• Exercise prompt
Lines that include the word "filled" are the ones to copy.

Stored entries
▼

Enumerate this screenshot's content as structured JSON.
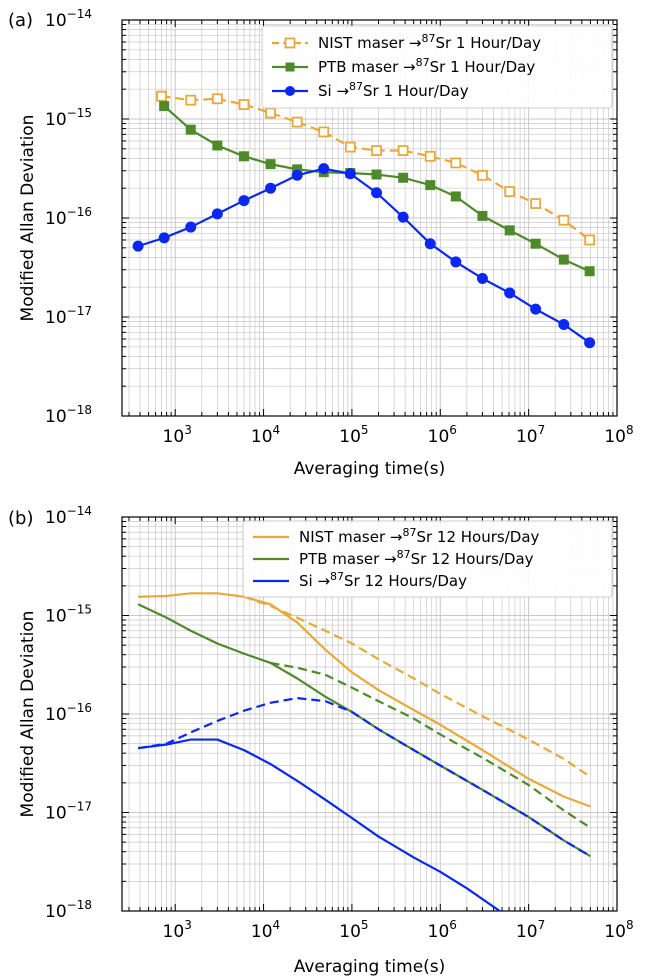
{
  "chart_data": [
    {
      "panel_label": "(a)",
      "type": "line",
      "scale": {
        "x": "log",
        "y": "log"
      },
      "xlim": [
        250,
        100000000
      ],
      "ylim": [
        1e-18,
        1e-14
      ],
      "xlabel": "Averaging time(s)",
      "ylabel": "Modified Allan Deviation",
      "x_ticks": [
        {
          "value": 1000,
          "base": "10",
          "exp": "3"
        },
        {
          "value": 10000,
          "base": "10",
          "exp": "4"
        },
        {
          "value": 100000,
          "base": "10",
          "exp": "5"
        },
        {
          "value": 1000000,
          "base": "10",
          "exp": "6"
        },
        {
          "value": 10000000,
          "base": "10",
          "exp": "7"
        },
        {
          "value": 100000000,
          "base": "10",
          "exp": "8"
        }
      ],
      "y_ticks": [
        {
          "value": 1e-18,
          "base": "10",
          "exp": "−18"
        },
        {
          "value": 1e-17,
          "base": "10",
          "exp": "−17"
        },
        {
          "value": 1e-16,
          "base": "10",
          "exp": "−16"
        },
        {
          "value": 1e-15,
          "base": "10",
          "exp": "−15"
        },
        {
          "value": 1e-14,
          "base": "10",
          "exp": "−14"
        }
      ],
      "grid": true,
      "legend_position": "top-right",
      "series": [
        {
          "name_pre": "NIST maser  →",
          "name_sup": "87",
          "name_post": "Sr 1 Hour/Day",
          "color": "#E8A93A",
          "dash": true,
          "marker": "square-open",
          "x": [
            700,
            1500,
            3000,
            6000,
            12000,
            24000,
            48000,
            96000,
            190000,
            380000,
            770000,
            1500000,
            3000000,
            6100000,
            12000000,
            25000000,
            49000000
          ],
          "y": [
            1.7e-15,
            1.55e-15,
            1.6e-15,
            1.4e-15,
            1.15e-15,
            9.3e-16,
            7.4e-16,
            5.2e-16,
            4.8e-16,
            4.8e-16,
            4.2e-16,
            3.6e-16,
            2.7e-16,
            1.85e-16,
            1.4e-16,
            9.5e-17,
            6e-17
          ]
        },
        {
          "name_pre": "PTB maser  →",
          "name_sup": "87",
          "name_post": "Sr 1 Hour/Day",
          "color": "#4E8A2A",
          "dash": false,
          "marker": "square-filled",
          "x": [
            750,
            1500,
            3000,
            6000,
            12000,
            24000,
            48000,
            96000,
            190000,
            380000,
            770000,
            1500000,
            3000000,
            6100000,
            12000000,
            25000000,
            49000000
          ],
          "y": [
            1.35e-15,
            7.8e-16,
            5.4e-16,
            4.2e-16,
            3.5e-16,
            3.1e-16,
            2.9e-16,
            2.85e-16,
            2.75e-16,
            2.55e-16,
            2.15e-16,
            1.65e-16,
            1.05e-16,
            7.5e-17,
            5.5e-17,
            3.8e-17,
            2.9e-17
          ]
        },
        {
          "name_pre": "Si  →",
          "name_sup": "87",
          "name_post": "Sr 1 Hour/Day",
          "color": "#0A28F0",
          "dash": false,
          "marker": "circle-filled",
          "x": [
            380,
            750,
            1500,
            3000,
            6000,
            12000,
            24000,
            48000,
            96000,
            190000,
            380000,
            770000,
            1500000,
            3000000,
            6100000,
            12000000,
            25000000,
            49000000
          ],
          "y": [
            5.2e-17,
            6.3e-17,
            8.1e-17,
            1.1e-16,
            1.5e-16,
            2e-16,
            2.7e-16,
            3.15e-16,
            2.8e-16,
            1.8e-16,
            1.02e-16,
            5.5e-17,
            3.6e-17,
            2.45e-17,
            1.75e-17,
            1.2e-17,
            8.4e-18,
            5.5e-18
          ]
        }
      ]
    },
    {
      "panel_label": "(b)",
      "type": "line",
      "scale": {
        "x": "log",
        "y": "log"
      },
      "xlim": [
        250,
        100000000
      ],
      "ylim": [
        1e-18,
        1e-14
      ],
      "xlabel": "Averaging time(s)",
      "ylabel": "Modified Allan Deviation",
      "x_ticks": [
        {
          "value": 1000,
          "base": "10",
          "exp": "3"
        },
        {
          "value": 10000,
          "base": "10",
          "exp": "4"
        },
        {
          "value": 100000,
          "base": "10",
          "exp": "5"
        },
        {
          "value": 1000000,
          "base": "10",
          "exp": "6"
        },
        {
          "value": 10000000,
          "base": "10",
          "exp": "7"
        },
        {
          "value": 100000000,
          "base": "10",
          "exp": "8"
        }
      ],
      "y_ticks": [
        {
          "value": 1e-18,
          "base": "10",
          "exp": "−18"
        },
        {
          "value": 1e-17,
          "base": "10",
          "exp": "−17"
        },
        {
          "value": 1e-16,
          "base": "10",
          "exp": "−16"
        },
        {
          "value": 1e-15,
          "base": "10",
          "exp": "−15"
        },
        {
          "value": 1e-14,
          "base": "10",
          "exp": "−14"
        }
      ],
      "grid": true,
      "legend_position": "top-right",
      "series": [
        {
          "name_pre": "NIST maser  →",
          "name_sup": "87",
          "name_post": "Sr 12 Hours/Day",
          "color": "#E8A93A",
          "dash": false,
          "legend": true,
          "x": [
            380,
            800,
            1500,
            3000,
            6000,
            12000,
            24000,
            50000,
            100000,
            200000,
            500000,
            1000000,
            3000000,
            10000000,
            25000000,
            50000000
          ],
          "y": [
            1.55e-15,
            1.58e-15,
            1.68e-15,
            1.68e-15,
            1.55e-15,
            1.3e-15,
            8.5e-16,
            4.5e-16,
            2.65e-16,
            1.75e-16,
            1.1e-16,
            7.8e-17,
            4.3e-17,
            2.2e-17,
            1.45e-17,
            1.15e-17
          ]
        },
        {
          "name_pre": "",
          "name_sup": "",
          "name_post": "",
          "color": "#E8A93A",
          "dash": true,
          "legend": false,
          "x": [
            6000,
            12000,
            24000,
            50000,
            100000,
            200000,
            500000,
            1000000,
            3000000,
            10000000,
            25000000,
            50000000
          ],
          "y": [
            1.55e-15,
            1.25e-15,
            9.5e-16,
            7e-16,
            5.2e-16,
            3.6e-16,
            2.3e-16,
            1.6e-16,
            9.5e-17,
            5.5e-17,
            3.5e-17,
            2.3e-17
          ]
        },
        {
          "name_pre": "PTB maser  →",
          "name_sup": "87",
          "name_post": "Sr 12 Hours/Day",
          "color": "#4E8A2A",
          "dash": false,
          "legend": true,
          "x": [
            380,
            800,
            1500,
            3000,
            6000,
            12000,
            24000,
            50000,
            100000,
            200000,
            500000,
            1000000,
            3000000,
            10000000,
            25000000,
            50000000
          ],
          "y": [
            1.3e-15,
            9.5e-16,
            7e-16,
            5.2e-16,
            4.1e-16,
            3.3e-16,
            2.3e-16,
            1.5e-16,
            1.05e-16,
            7e-17,
            4.3e-17,
            3e-17,
            1.7e-17,
            9e-18,
            5.2e-18,
            3.6e-18
          ]
        },
        {
          "name_pre": "",
          "name_sup": "",
          "name_post": "",
          "color": "#4E8A2A",
          "dash": true,
          "legend": false,
          "x": [
            12000,
            24000,
            50000,
            100000,
            200000,
            500000,
            1000000,
            3000000,
            10000000,
            25000000,
            50000000
          ],
          "y": [
            3.3e-16,
            2.95e-16,
            2.5e-16,
            1.85e-16,
            1.35e-16,
            9e-17,
            6.2e-17,
            3.6e-17,
            1.9e-17,
            1.05e-17,
            7e-18
          ]
        },
        {
          "name_pre": "Si  →",
          "name_sup": "87",
          "name_post": "Sr 12 Hours/Day",
          "color": "#0A28F0",
          "dash": false,
          "legend": true,
          "x": [
            380,
            800,
            1500,
            3000,
            6000,
            12000,
            24000,
            50000,
            100000,
            200000,
            500000,
            1000000,
            2000000,
            4700000
          ],
          "y": [
            4.5e-17,
            4.9e-17,
            5.5e-17,
            5.5e-17,
            4.3e-17,
            3.1e-17,
            2.1e-17,
            1.35e-17,
            8.8e-18,
            5.7e-18,
            3.5e-18,
            2.5e-18,
            1.7e-18,
            1e-18
          ]
        },
        {
          "name_pre": "",
          "name_sup": "",
          "name_post": "",
          "color": "#0A28F0",
          "dash": true,
          "legend": false,
          "x": [
            380,
            800,
            1500,
            3000,
            6000,
            12000,
            24000,
            50000,
            100000,
            200000,
            500000,
            1000000,
            3000000,
            10000000,
            25000000,
            50000000
          ],
          "y": [
            4.5e-17,
            5e-17,
            6.5e-17,
            8.5e-17,
            1.08e-16,
            1.3e-16,
            1.45e-16,
            1.35e-16,
            1.05e-16,
            7e-17,
            4.3e-17,
            3e-17,
            1.7e-17,
            9e-18,
            5.2e-18,
            3.6e-18
          ]
        }
      ]
    }
  ]
}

▲

• Solved problem
          "marker": "square-filled",
          "marker": "circle-filled",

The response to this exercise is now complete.